### Written request
Give the data below again exactly as it stands. Omit the pictures.

### Listed entries
============================================================
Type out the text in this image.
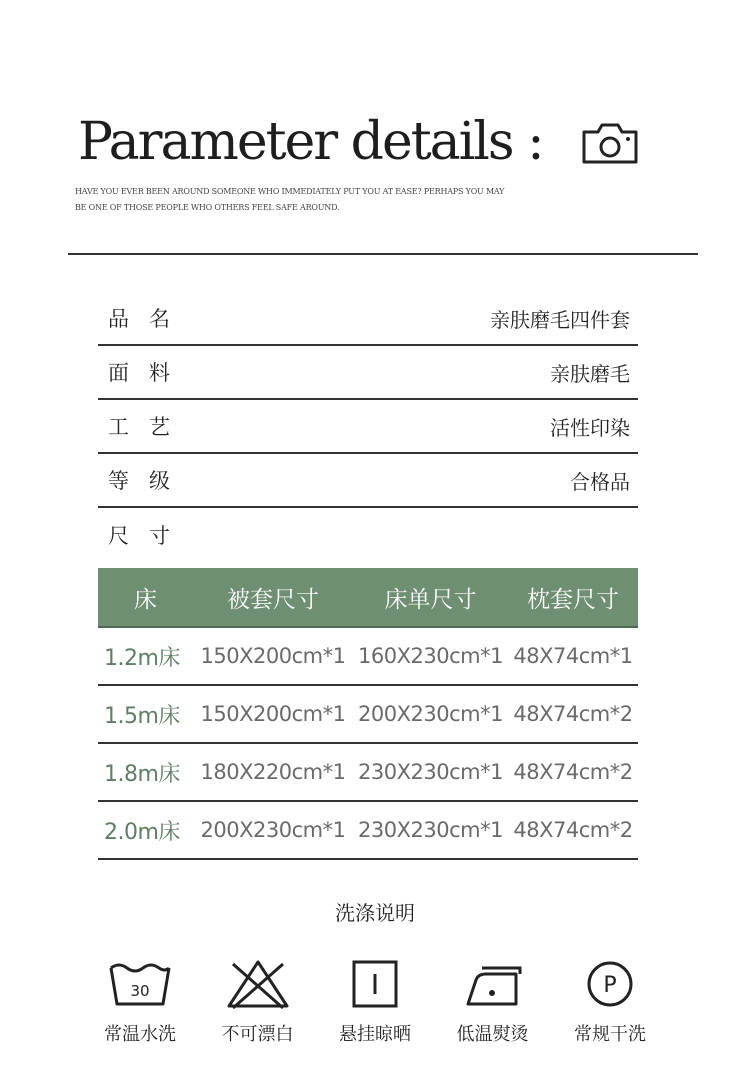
Parameter details :
HAVE YOU EVER BEEN AROUND SOMEONE WHO IMMEDIATELY PUT YOU AT EASE? PERHAPS YOU MAY BE ONE OF THOSE PEOPLE WHO OTHERS FEEL SAFE AROUND.
品名	亲肤磨毛四件套
面料	亲肤磨毛
工艺	活性印染
等级	合格品
尺寸
床	被套尺寸	床单尺寸	枕套尺寸
1.2m床 150X200cm*1 160X230cm*1 48X74cm*1
1.5m床 150X200cm*1 200X230cm*1 48X74cm*2
1.8m床 180X220cm*1 230X230cm*1 48X74cm*2
2.0m床 200X230cm*1 230X230cm*1 48X74cm*2
洗涤说明
30
常温水洗	不可漂白	悬挂晾晒	低温熨烫
P
常规干洗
============================================================
### Expected answer
Type out the text in this image.
Parameter details :
HAVE YOU EVER BEEN AROUND SOMEONE WHO IMMEDIATELY PUT YOU AT EASE? PERHAPS YOU MAY BE ONE OF THOSE PEOPLE WHO OTHERS FEEL SAFE AROUND.
品名	亲肤磨毛四件套
面料	亲肤磨毛
工艺	活性印染
等级	合格品
尺寸
床	被套尺寸	床单尺寸	枕套尺寸
1.2m床 150X200cm*1 160X230cm*1 48X74cm*1
1.5m床 150X200cm*1 200X230cm*1 48X74cm*2
1.8m床 180X220cm*1 230X230cm*1 48X74cm*2
2.0m床 200X230cm*1 230X230cm*1 48X74cm*2
洗涤说明
30
常温水洗	不可漂白	悬挂晾晒	低温熨烫
P
常规干洗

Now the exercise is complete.